- Exercise
Retype all the entries word for word, but omit the pictures.

- Recorded data
···
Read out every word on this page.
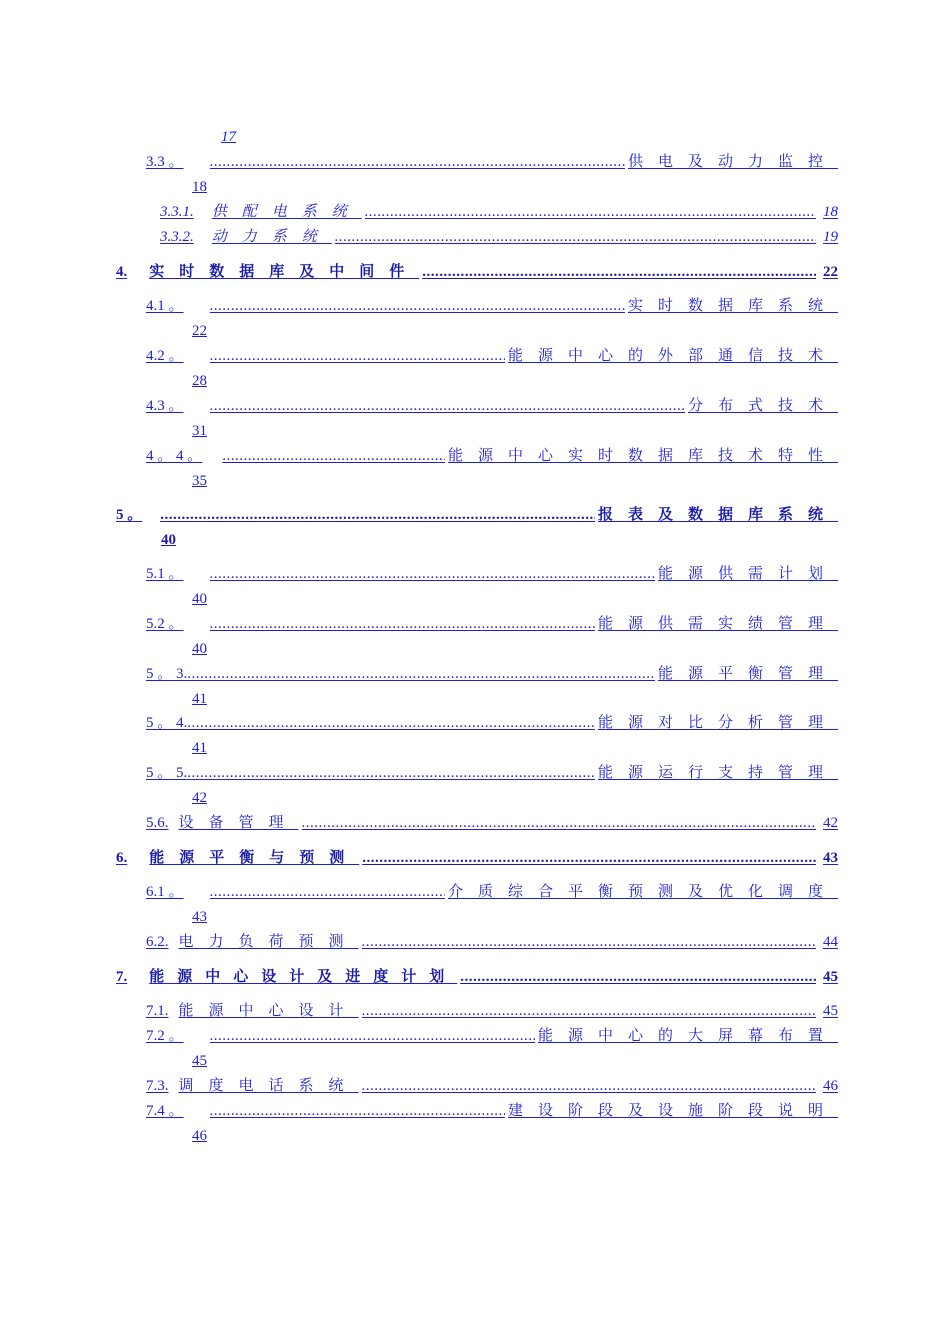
17
3.3 。 .....	供电及动力监控
18
3.3.1. 供配电系统 .....	18
3.3.2. 动力系统 .....	19
4. 实时数据库及中间件 .....	22
4.1 。 .....	实时数据库系统
22
4.2 。 .....	能源中心的外部通信技术
28
4.3 。 .....	分布式技术
31
4 。 4 。 .....	能源中心实时数据库技术特性
35
5 。 .....	报表及数据库系统
40
5.1 。 .....	能源供需计划
40
5.2 。 .....	能源供需实绩管理
40
5 。 3. .....	能源平衡管理
41
5 。 4. .....	能源对比分析管理
41
5 。 5. .....	能源运行支持管理
42
5.6. 设备管理 .....	42
6. 能源平衡与预测 .....	43
6.1 。 .....	介质综合平衡预测及优化调度
43
6.2. 电力负荷预测 .....	44
7. 能源中心设计及进度计划 .....	45
7.1. 能源中心设计 .....	45
7.2 。 .....	能源中心的大屏幕布置
45
7.3. 调度电话系统 .....	46
7.4 。 .....	建设阶段及设施阶段说明
46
···
- The reply
Read out every word on this page.
17
3.3 。 .....	供电及动力监控
18
3.3.1. 供配电系统 .....	18
3.3.2. 动力系统 .....	19
4. 实时数据库及中间件 .....	22
4.1 。 .....	实时数据库系统
22
4.2 。 .....	能源中心的外部通信技术
28
4.3 。 .....	分布式技术
31
4 。 4 。 .....	能源中心实时数据库技术特性
35
5 。 .....	报表及数据库系统
40
5.1 。 .....	能源供需计划
40
5.2 。 .....	能源供需实绩管理
40
5 。 3. .....	能源平衡管理
41
5 。 4. .....	能源对比分析管理
41
5 。 5. .....	能源运行支持管理
42
5.6. 设备管理 .....	42
6. 能源平衡与预测 .....	43
6.1 。 .....	介质综合平衡预测及优化调度
43
6.2. 电力负荷预测 .....	44
7. 能源中心设计及进度计划 .....	45
7.1. 能源中心设计 .....	45
7.2 。 .....	能源中心的大屏幕布置
45
7.3. 调度电话系统 .....	46
7.4 。 .....	建设阶段及设施阶段说明
46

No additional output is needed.